> Work instructions:
Search the entries below. Return every line that has "done" in it.

Dataset excerpt
★ ★ ★ ★
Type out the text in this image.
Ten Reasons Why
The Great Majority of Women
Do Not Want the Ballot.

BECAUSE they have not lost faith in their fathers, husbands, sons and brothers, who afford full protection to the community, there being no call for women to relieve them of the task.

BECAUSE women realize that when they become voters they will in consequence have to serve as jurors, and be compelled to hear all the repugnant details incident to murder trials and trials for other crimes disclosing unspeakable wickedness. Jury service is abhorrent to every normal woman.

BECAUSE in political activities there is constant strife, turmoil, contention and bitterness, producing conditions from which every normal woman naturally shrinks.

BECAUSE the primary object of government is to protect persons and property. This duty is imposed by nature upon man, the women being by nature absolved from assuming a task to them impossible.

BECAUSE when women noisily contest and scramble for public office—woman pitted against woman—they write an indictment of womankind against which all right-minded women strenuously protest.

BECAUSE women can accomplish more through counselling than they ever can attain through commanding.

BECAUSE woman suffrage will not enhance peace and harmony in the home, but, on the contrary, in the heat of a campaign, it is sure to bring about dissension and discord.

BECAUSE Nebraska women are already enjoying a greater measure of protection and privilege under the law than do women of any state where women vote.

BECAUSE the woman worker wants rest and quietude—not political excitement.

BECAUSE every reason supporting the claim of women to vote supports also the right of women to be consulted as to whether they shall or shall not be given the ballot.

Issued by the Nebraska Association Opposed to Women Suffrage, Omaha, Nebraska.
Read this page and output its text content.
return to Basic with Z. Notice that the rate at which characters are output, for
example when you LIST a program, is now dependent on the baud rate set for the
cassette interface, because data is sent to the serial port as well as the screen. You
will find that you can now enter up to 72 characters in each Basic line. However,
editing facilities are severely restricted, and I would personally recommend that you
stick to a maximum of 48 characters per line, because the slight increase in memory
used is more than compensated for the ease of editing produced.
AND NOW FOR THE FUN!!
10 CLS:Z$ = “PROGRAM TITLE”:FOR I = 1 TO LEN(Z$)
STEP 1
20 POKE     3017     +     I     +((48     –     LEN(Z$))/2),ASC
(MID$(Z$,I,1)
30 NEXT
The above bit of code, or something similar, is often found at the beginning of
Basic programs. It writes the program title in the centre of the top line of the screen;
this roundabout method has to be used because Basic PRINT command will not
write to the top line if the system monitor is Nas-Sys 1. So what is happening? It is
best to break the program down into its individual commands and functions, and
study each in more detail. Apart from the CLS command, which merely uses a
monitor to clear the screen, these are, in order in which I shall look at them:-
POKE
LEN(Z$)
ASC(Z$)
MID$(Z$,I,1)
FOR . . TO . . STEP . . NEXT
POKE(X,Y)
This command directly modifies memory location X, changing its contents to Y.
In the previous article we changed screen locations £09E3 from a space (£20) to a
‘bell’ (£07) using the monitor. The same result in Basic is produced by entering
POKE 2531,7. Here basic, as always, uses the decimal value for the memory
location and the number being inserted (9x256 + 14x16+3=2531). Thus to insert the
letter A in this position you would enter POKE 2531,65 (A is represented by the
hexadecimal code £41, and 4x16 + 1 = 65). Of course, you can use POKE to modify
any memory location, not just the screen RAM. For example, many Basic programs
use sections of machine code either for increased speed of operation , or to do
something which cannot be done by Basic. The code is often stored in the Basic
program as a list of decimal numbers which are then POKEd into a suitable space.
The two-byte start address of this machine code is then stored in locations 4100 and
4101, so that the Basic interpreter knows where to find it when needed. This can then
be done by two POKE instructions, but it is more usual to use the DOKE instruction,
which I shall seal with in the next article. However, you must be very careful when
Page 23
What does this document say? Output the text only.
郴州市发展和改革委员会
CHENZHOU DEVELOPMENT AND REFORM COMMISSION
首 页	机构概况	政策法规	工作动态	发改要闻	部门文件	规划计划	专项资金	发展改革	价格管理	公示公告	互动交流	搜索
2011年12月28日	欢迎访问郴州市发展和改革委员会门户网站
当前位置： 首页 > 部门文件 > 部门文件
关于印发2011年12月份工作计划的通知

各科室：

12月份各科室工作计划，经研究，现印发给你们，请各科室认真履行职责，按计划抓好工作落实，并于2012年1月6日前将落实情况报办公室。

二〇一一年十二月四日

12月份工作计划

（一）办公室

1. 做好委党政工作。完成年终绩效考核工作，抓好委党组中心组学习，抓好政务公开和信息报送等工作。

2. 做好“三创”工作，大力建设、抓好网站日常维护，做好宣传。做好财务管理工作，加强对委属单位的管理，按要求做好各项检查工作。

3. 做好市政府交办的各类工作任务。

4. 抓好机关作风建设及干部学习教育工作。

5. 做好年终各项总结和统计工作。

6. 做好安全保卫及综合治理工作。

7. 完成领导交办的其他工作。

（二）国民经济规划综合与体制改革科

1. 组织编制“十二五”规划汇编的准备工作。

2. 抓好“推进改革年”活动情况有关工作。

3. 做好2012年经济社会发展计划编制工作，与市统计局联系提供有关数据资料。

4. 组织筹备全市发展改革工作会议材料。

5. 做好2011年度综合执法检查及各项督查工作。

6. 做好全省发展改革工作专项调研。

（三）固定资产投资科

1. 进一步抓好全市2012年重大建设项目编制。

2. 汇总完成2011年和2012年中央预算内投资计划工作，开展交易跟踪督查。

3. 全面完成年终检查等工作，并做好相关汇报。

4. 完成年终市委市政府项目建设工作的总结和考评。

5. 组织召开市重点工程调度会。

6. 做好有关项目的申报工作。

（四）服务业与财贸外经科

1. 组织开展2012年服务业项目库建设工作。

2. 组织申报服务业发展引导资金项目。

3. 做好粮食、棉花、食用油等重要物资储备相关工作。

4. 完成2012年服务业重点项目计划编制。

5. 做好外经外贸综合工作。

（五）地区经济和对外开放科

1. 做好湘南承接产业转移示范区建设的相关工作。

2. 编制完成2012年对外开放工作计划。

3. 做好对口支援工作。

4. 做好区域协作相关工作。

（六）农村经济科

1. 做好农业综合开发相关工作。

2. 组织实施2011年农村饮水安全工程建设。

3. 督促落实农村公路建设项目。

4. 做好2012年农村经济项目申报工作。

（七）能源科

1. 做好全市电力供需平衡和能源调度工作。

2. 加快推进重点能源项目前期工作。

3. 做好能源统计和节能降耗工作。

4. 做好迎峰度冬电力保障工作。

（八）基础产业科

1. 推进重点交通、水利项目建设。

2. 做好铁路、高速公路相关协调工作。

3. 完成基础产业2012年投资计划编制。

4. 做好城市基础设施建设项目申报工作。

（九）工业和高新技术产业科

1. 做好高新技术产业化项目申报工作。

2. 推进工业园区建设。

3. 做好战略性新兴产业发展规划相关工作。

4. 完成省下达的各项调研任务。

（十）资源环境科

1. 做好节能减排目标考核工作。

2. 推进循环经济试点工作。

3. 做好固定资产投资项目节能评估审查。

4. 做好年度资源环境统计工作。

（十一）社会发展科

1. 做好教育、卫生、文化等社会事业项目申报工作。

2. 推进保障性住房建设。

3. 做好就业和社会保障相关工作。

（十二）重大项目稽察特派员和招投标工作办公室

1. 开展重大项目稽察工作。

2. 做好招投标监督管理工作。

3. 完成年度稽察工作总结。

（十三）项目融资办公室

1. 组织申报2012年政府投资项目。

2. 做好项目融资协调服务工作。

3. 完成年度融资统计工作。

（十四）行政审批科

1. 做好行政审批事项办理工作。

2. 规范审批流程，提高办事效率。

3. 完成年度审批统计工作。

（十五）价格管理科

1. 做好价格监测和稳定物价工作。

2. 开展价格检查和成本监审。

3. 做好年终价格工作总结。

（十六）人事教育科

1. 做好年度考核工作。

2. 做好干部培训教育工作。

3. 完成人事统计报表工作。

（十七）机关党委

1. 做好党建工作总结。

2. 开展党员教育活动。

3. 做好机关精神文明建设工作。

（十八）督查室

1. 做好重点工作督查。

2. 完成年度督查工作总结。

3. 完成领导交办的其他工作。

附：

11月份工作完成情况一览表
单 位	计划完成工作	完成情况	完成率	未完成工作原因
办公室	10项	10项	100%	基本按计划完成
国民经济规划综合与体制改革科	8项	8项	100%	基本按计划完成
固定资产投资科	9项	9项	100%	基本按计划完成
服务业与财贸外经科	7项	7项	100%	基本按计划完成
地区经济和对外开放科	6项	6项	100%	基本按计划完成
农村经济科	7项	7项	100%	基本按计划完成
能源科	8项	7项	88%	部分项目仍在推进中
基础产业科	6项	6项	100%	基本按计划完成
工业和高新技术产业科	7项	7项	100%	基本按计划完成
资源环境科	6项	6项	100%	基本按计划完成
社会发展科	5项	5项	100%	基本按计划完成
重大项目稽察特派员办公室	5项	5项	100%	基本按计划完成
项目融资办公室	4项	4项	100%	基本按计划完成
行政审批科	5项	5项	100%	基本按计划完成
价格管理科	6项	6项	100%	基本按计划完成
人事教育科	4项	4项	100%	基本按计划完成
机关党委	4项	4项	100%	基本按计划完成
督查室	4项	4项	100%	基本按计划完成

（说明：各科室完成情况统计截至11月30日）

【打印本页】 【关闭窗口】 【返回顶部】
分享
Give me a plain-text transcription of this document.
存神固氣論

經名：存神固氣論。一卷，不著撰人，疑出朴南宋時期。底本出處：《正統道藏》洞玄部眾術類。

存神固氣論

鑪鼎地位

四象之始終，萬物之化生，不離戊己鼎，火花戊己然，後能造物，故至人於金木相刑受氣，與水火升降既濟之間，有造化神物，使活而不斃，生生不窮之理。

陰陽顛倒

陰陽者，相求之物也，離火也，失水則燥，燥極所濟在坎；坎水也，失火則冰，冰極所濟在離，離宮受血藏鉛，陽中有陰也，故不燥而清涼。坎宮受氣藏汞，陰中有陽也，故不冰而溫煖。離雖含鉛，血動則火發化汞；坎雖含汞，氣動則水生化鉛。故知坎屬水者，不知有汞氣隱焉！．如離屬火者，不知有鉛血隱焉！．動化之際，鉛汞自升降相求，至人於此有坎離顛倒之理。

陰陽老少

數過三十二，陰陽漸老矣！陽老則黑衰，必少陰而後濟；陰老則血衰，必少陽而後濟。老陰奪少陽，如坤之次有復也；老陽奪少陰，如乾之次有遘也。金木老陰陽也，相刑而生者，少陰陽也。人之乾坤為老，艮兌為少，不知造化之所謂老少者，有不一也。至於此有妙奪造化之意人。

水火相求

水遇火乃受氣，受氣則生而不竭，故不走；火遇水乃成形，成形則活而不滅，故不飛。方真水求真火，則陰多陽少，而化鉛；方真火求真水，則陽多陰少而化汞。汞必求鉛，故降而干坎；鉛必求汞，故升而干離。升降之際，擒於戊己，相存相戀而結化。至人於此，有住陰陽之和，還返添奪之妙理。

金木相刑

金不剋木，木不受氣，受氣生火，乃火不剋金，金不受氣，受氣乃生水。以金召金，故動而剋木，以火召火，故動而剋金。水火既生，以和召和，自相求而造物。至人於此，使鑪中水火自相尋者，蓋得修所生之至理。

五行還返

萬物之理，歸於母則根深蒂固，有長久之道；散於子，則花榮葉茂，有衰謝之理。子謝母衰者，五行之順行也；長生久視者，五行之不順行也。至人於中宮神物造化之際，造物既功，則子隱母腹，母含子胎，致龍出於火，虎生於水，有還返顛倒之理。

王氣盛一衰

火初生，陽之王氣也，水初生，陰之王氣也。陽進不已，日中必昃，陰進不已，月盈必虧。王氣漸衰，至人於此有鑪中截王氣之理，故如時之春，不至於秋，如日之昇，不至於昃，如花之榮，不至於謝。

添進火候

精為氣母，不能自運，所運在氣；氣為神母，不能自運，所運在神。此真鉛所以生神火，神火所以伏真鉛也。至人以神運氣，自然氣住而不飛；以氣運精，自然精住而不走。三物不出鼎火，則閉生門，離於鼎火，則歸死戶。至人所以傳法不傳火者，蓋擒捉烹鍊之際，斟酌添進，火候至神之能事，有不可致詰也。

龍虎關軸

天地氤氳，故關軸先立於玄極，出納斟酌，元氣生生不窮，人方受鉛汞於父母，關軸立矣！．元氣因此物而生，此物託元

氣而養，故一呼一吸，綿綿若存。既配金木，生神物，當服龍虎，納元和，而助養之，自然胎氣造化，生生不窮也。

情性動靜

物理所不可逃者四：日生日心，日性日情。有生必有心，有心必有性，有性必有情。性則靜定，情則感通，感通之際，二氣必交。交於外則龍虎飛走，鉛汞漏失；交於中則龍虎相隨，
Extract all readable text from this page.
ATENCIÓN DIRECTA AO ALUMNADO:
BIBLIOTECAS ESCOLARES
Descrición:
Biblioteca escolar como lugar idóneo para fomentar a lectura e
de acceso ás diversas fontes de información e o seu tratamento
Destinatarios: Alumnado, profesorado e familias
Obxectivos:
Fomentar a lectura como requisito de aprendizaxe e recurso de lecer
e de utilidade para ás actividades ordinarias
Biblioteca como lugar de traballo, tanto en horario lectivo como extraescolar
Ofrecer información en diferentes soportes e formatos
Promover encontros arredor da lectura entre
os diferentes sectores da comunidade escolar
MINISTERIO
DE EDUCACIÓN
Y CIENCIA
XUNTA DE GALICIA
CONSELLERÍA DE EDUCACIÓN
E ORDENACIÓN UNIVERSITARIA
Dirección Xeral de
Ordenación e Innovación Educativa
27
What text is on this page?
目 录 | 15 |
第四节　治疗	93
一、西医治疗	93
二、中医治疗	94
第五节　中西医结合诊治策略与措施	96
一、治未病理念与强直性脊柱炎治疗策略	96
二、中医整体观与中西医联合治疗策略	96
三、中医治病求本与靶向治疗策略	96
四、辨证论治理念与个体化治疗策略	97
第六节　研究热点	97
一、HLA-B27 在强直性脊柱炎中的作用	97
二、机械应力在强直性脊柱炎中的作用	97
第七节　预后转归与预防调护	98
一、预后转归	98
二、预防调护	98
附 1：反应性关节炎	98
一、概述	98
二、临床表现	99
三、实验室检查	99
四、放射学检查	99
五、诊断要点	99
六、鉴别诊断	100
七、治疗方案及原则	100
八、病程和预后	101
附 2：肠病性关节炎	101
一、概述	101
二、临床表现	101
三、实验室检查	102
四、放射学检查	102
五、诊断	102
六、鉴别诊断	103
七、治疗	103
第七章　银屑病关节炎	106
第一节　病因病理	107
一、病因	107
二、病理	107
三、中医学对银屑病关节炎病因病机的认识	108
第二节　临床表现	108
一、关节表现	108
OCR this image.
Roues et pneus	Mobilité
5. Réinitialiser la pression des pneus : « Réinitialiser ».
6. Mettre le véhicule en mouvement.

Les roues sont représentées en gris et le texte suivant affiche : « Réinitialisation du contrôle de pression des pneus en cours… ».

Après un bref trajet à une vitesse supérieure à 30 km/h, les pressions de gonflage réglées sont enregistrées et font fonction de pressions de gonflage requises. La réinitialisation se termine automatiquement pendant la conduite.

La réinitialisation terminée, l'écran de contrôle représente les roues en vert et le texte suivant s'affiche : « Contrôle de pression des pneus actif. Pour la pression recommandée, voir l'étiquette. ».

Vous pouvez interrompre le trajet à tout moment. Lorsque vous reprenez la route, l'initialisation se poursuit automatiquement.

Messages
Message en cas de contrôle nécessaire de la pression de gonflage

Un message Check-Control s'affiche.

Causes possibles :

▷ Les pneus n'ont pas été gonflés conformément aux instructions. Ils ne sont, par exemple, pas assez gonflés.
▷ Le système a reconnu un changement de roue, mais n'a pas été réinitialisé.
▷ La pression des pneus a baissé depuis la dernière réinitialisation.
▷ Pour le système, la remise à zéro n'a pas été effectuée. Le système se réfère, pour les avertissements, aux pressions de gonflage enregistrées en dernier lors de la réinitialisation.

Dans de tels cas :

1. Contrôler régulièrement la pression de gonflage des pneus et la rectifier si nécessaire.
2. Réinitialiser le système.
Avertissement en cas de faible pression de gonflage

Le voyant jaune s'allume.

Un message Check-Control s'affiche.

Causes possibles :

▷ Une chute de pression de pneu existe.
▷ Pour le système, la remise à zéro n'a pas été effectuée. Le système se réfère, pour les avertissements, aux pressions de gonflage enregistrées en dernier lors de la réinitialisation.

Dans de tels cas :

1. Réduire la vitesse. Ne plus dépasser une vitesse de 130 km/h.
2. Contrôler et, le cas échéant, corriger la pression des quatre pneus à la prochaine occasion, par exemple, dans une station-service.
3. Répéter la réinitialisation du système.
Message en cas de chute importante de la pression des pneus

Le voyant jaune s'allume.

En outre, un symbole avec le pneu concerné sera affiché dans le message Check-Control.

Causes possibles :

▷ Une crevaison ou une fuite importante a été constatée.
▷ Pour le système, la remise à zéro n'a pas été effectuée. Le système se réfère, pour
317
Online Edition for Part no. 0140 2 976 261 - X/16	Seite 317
★ ★ ★ ★
> Written solution:
something which cannot be done by Basic. The code is often stored in the Basic
be done by two POKE instructions, but it is more usual to use the DOKE instruction,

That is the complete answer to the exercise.